Collect every line of the records below that contains the word "text".

Extracted data entries
───
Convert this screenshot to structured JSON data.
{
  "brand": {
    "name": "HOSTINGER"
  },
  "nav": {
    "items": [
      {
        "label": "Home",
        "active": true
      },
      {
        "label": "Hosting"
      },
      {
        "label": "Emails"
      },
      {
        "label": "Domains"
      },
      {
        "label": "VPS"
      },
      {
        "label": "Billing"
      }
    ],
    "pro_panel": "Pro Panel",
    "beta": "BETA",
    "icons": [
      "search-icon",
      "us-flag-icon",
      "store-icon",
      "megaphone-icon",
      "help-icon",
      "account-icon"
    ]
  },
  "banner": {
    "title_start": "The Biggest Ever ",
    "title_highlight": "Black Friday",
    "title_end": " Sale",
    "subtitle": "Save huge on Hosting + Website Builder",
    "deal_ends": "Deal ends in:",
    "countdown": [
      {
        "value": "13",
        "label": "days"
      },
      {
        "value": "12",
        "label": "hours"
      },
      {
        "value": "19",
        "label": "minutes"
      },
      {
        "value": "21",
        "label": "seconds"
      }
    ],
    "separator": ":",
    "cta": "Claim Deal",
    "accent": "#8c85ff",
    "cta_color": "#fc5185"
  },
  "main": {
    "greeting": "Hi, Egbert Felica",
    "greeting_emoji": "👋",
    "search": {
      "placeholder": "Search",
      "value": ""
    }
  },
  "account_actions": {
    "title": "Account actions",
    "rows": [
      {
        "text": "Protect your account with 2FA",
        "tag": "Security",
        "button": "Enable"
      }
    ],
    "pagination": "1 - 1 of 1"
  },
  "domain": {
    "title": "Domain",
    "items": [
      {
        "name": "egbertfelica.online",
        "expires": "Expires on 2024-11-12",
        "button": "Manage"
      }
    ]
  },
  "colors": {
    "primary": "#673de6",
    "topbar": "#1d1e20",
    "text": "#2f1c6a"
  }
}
───
» REPLY TO THE EXERCISE
        "text": "Protect your account with 2FA",
    "text": "#2f1c6a"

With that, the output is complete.